| Problem to work on |
Examine each line of the data. Copy those that contain the string "menunjukkan".

| Task data |
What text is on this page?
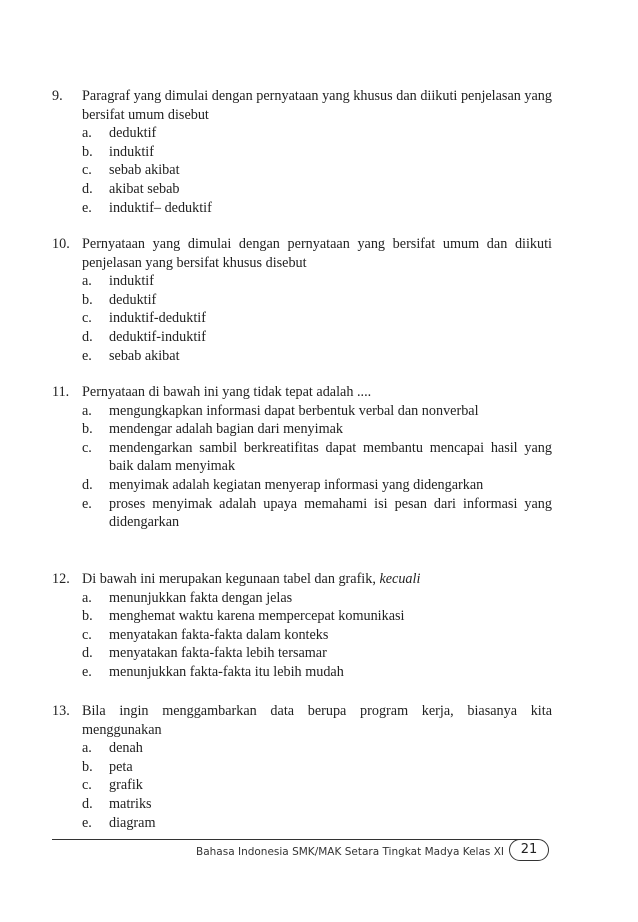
9. Paragraf yang dimulai dengan pernyataan yang khusus dan diikuti penjelasan yang bersifat umum disebut
a. deduktif
b. induktif
c. sebab akibat
d. akibat sebab
e. induktif– deduktif
10. Pernyataan yang dimulai dengan pernyataan yang bersifat umum dan diikuti penjelasan yang bersifat khusus disebut
a. induktif
b. deduktif
c. induktif-deduktif
d. deduktif-induktif
e. sebab akibat
11. Pernyataan di bawah ini yang tidak tepat adalah ....
a. mengungkapkan informasi dapat berbentuk verbal dan nonverbal
b. mendengar adalah bagian dari menyimak
c. mendengarkan sambil berkreatifitas dapat membantu mencapai hasil yang baik dalam menyimak
d. menyimak adalah kegiatan menyerap informasi yang didengarkan
e. proses menyimak adalah upaya memahami isi pesan dari informasi yang didengarkan
12. Di bawah ini merupakan kegunaan tabel dan grafik, kecuali
a. menunjukkan fakta dengan jelas
b. menghemat waktu karena mempercepat komunikasi
c. menyatakan fakta-fakta dalam konteks
d. menyatakan fakta-fakta lebih tersamar
e. menunjukkan fakta-fakta itu lebih mudah
13. Bila ingin menggambarkan data berupa program kerja, biasanya kita menggunakan
a. denah
b. peta
c. grafik
d. matriks
e. diagram
Bahasa Indonesia SMK/MAK Setara Tingkat Madya Kelas XI	21
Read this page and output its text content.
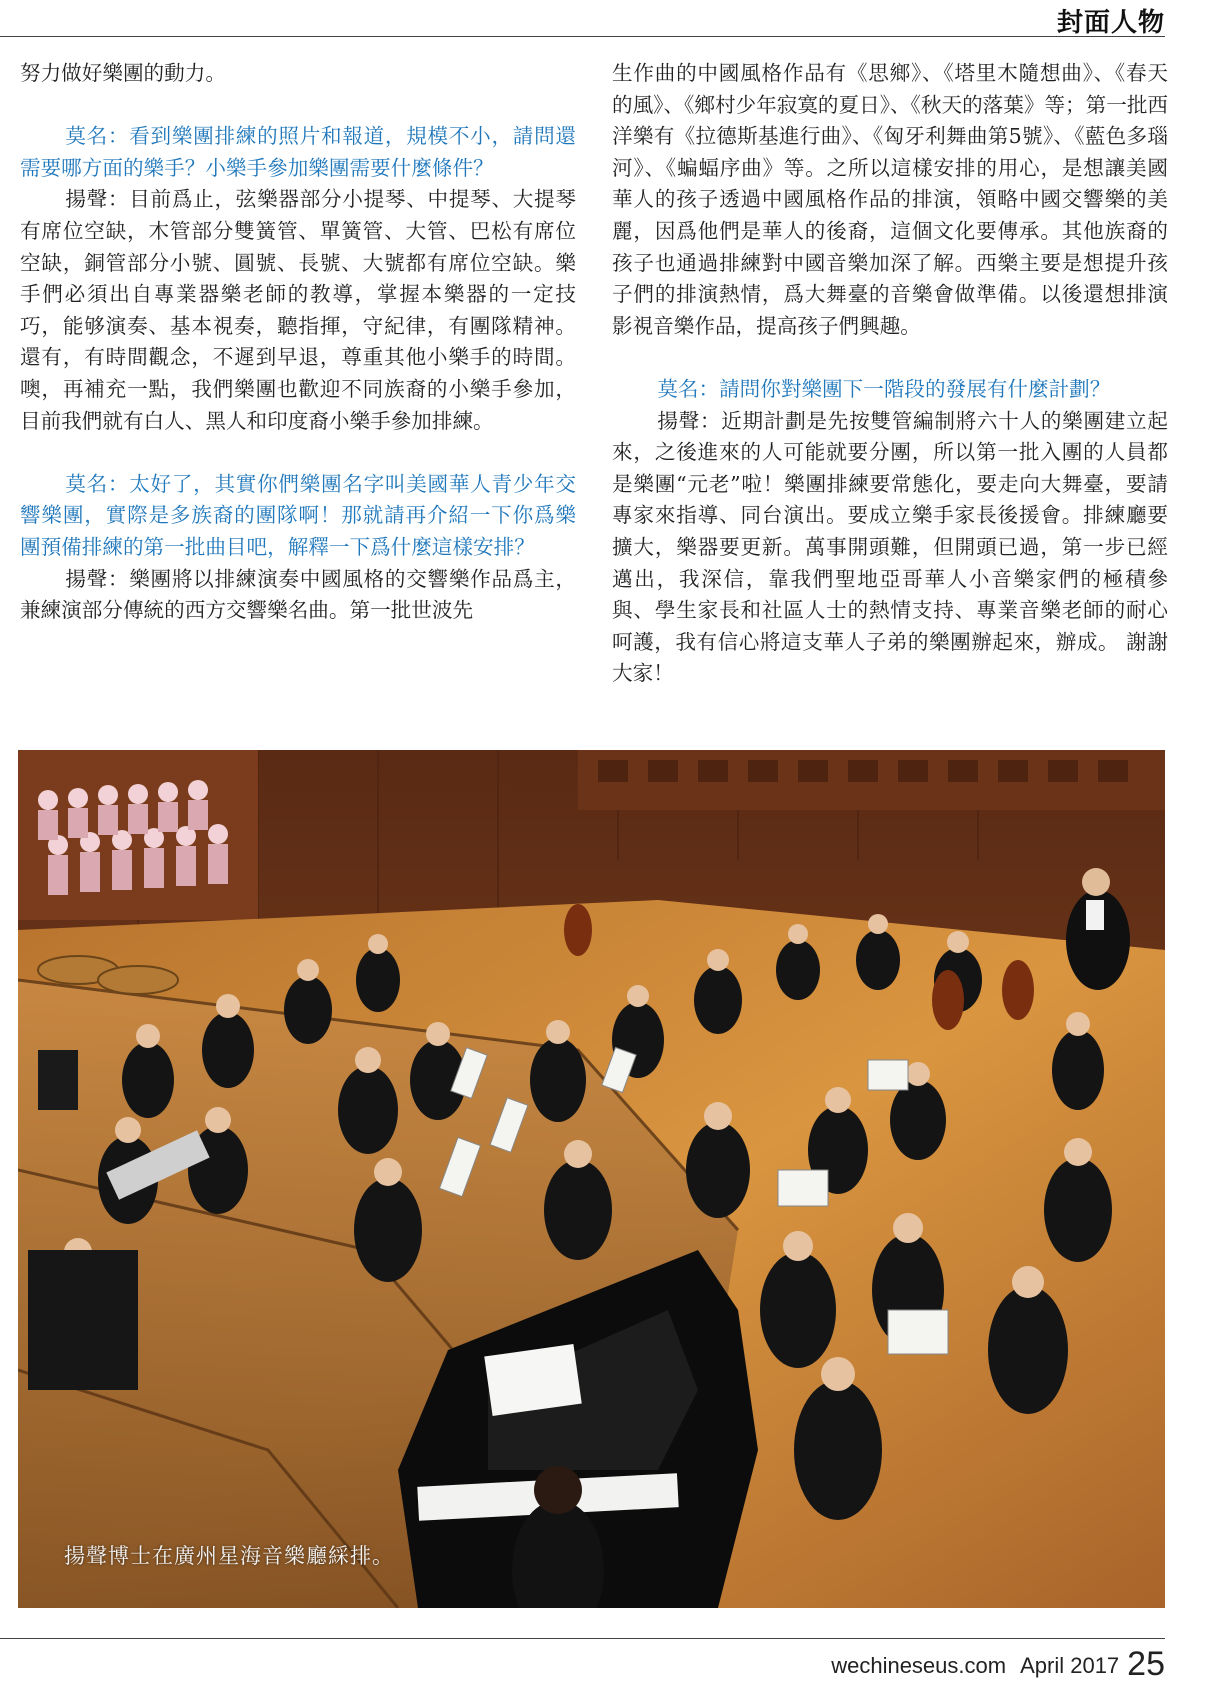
封面人物

努力做好樂團的動力。

莫名：看到樂團排練的照片和報道，規模不小，請問還需要哪方面的樂手？小樂手參加樂團需要什麼條件？

揚聲：目前爲止，弦樂器部分小提琴、中提琴、大提琴有席位空缺，木管部分雙簧管、單簧管、大管、巴松有席位空缺，銅管部分小號、圓號、長號、大號都有席位空缺。樂手們必須出自專業器樂老師的教導，掌握本樂器的一定技巧，能够演奏、基本視奏，聽指揮，守紀律，有團隊精神。還有，有時間觀念，不遲到早退，尊重其他小樂手的時間。噢，再補充一點，我們樂團也歡迎不同族裔的小樂手參加，目前我們就有白人、黑人和印度裔小樂手參加排練。

莫名：太好了，其實你們樂團名字叫美國華人青少年交響樂團，實際是多族裔的團隊啊！那就請再介紹一下你爲樂團預備排練的第一批曲目吧，解釋一下爲什麼這樣安排？

揚聲：樂團將以排練演奏中國風格的交響樂作品爲主，兼練演部分傳統的西方交響樂名曲。第一批世波先

生作曲的中國風格作品有《思鄉》、《塔里木隨想曲》、《春天的風》、《鄉村少年寂寞的夏日》、《秋天的落葉》等；第一批西洋樂有《拉德斯基進行曲》、《匈牙利舞曲第5號》、《藍色多瑙河》、《蝙蝠序曲》等。之所以這樣安排的用心，是想讓美國華人的孩子透過中國風格作品的排演，領略中國交響樂的美麗，因爲他們是華人的後裔，這個文化要傳承。其他族裔的孩子也通過排練對中國音樂加深了解。西樂主要是想提升孩子們的排演熱情，爲大舞臺的音樂會做準備。以後還想排演影視音樂作品，提高孩子們興趣。

莫名：請問你對樂團下一階段的發展有什麼計劃？

揚聲：近期計劃是先按雙管編制將六十人的樂團建立起來，之後進來的人可能就要分團，所以第一批入團的人員都是樂團“元老”啦！樂團排練要常態化，要走向大舞臺，要請專家來指導、同台演出。要成立樂手家長後援會。排練廳要擴大，樂器要更新。萬事開頭難，但開頭已過，第一步已經邁出，我深信，靠我們聖地亞哥華人小音樂家們的極積參與、學生家長和社區人士的熱情支持、專業音樂老師的耐心呵護，我有信心將這支華人子弟的樂團辦起來，辦成。 謝謝大家！

揚聲博士在廣州星海音樂廳綵排。
wechineseus.com April 2017 25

| In response |
a. menunjukkan fakta dengan jelas
e. menunjukkan fakta-fakta itu lebih mudah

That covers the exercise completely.